■ **Problem description**:
Scan the records for the string "adjust"; copy each line where it occurs.

■ **Record set**:
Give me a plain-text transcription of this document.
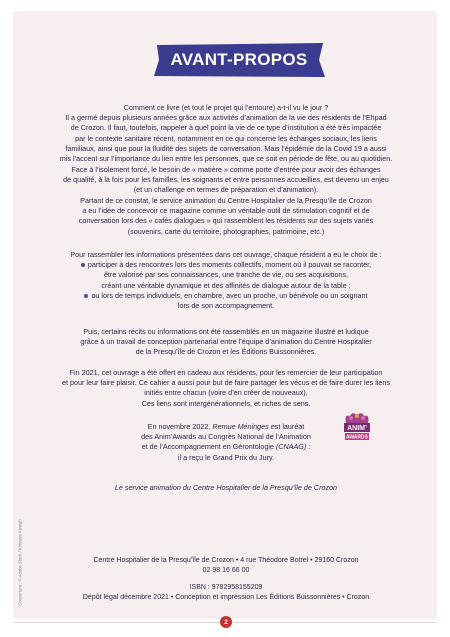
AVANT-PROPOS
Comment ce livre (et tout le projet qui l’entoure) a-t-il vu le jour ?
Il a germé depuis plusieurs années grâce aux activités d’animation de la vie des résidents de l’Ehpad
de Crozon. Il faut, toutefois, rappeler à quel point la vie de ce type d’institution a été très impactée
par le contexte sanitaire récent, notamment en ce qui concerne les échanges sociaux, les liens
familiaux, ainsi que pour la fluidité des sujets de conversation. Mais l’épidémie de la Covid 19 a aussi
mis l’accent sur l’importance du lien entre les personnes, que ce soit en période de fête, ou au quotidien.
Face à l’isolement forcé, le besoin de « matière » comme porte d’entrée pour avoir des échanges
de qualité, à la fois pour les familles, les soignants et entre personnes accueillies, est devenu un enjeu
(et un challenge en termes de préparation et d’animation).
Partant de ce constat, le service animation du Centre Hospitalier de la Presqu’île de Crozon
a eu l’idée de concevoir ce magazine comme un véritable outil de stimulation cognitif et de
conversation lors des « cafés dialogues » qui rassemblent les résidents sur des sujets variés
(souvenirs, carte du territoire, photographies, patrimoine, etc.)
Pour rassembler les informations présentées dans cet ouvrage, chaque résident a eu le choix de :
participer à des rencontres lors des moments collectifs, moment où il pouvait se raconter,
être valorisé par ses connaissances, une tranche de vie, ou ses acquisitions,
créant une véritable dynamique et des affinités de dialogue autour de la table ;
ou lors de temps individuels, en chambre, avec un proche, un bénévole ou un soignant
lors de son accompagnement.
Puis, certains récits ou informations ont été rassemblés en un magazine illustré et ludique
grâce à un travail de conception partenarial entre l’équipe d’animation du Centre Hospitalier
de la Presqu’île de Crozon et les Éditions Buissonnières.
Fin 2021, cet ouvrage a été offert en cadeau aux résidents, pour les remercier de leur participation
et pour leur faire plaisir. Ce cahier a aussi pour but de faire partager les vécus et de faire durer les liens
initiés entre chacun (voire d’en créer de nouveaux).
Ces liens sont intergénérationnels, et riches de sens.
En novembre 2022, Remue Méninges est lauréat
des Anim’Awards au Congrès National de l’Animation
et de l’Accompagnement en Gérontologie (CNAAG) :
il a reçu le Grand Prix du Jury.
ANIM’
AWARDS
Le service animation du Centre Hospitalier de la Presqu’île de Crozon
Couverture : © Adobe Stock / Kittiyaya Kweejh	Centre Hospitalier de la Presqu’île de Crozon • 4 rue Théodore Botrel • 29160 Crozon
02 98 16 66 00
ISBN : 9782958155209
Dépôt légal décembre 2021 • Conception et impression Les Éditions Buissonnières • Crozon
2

==

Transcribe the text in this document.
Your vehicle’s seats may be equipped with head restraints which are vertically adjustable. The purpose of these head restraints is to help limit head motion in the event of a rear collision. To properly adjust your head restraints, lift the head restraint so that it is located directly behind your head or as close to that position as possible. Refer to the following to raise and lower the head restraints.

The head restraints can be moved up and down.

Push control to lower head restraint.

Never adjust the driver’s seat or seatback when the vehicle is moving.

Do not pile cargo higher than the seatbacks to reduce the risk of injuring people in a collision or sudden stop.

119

--

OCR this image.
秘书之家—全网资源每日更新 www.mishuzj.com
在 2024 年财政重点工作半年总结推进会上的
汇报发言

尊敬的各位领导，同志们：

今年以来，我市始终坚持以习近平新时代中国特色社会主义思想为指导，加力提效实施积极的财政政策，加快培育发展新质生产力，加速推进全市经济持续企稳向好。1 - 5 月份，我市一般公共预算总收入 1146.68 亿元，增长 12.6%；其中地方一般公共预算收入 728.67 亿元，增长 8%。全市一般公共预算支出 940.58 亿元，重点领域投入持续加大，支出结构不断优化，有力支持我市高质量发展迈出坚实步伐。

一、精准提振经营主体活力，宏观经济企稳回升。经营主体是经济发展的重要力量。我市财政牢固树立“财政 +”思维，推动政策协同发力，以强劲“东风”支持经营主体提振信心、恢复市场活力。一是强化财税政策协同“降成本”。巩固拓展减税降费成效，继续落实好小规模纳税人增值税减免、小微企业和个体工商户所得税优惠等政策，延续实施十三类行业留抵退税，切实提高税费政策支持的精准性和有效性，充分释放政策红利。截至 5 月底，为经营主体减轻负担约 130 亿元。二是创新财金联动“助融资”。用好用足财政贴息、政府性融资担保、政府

■ **Full output**:
Your vehicle’s seats may be equipped with head restraints which are vertically adjustable. The purpose of these head restraints is to help limit head motion in the event of a rear collision. To properly adjust your head restraints, lift the head restraint so that it is located directly behind your head or as close to that position as possible. Refer to the following to raise and lower the head restraints.
Never adjust the driver’s seat or seatback when the vehicle is moving.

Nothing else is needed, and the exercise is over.